* Directions for this task *
Quote the records beneath, complete and exact. Leave out images.

+ + + + + + +

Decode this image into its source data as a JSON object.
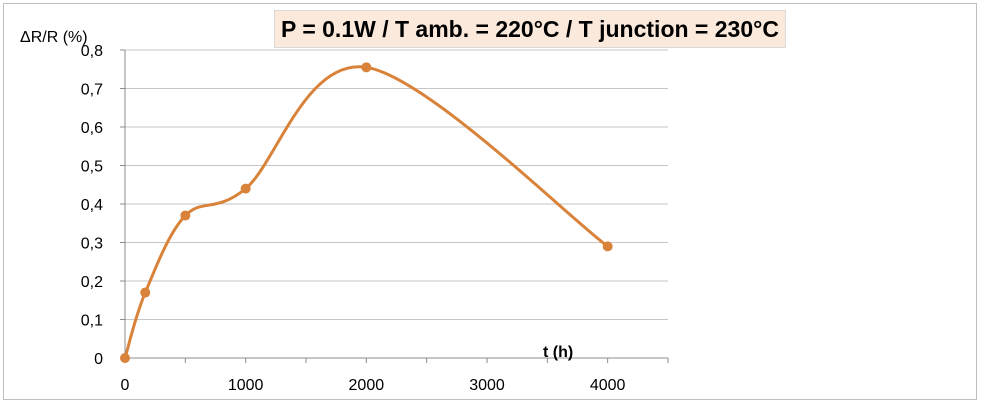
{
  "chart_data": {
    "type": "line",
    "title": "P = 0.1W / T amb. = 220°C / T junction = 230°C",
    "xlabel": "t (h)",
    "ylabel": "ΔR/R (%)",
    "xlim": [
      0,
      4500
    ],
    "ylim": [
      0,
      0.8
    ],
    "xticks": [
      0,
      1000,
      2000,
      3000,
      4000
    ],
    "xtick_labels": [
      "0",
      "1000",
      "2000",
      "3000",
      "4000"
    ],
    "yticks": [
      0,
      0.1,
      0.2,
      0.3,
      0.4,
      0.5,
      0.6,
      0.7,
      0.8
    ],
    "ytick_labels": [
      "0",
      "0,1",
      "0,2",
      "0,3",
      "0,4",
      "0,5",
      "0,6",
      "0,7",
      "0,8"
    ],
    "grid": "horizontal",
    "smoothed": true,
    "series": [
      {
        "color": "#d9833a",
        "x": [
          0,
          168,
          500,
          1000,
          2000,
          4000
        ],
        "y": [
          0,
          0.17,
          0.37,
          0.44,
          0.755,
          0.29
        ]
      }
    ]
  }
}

+ + + + + + +

* Final result *
Decode this image into its source data as a JSON object.
{
  "chart_data": {
    "type": "line",
    "title": "P = 0.1W / T amb. = 220°C / T junction = 230°C",
    "xlabel": "t (h)",
    "ylabel": "ΔR/R (%)",
    "xlim": [
      0,
      4500
    ],
    "ylim": [
      0,
      0.8
    ],
    "xticks": [
      0,
      1000,
      2000,
      3000,
      4000
    ],
    "xtick_labels": [
      "0",
      "1000",
      "2000",
      "3000",
      "4000"
    ],
    "yticks": [
      0,
      0.1,
      0.2,
      0.3,
      0.4,
      0.5,
      0.6,
      0.7,
      0.8
    ],
    "ytick_labels": [
      "0",
      "0,1",
      "0,2",
      "0,3",
      "0,4",
      "0,5",
      "0,6",
      "0,7",
      "0,8"
    ],
    "grid": "horizontal",
    "smoothed": true,
    "series": [
      {
        "color": "#d9833a",
        "x": [
          0,
          168,
          500,
          1000,
          2000,
          4000
        ],
        "y": [
          0,
          0.17,
          0.37,
          0.44,
          0.755,
          0.29
        ]
      }
    ]
  }
}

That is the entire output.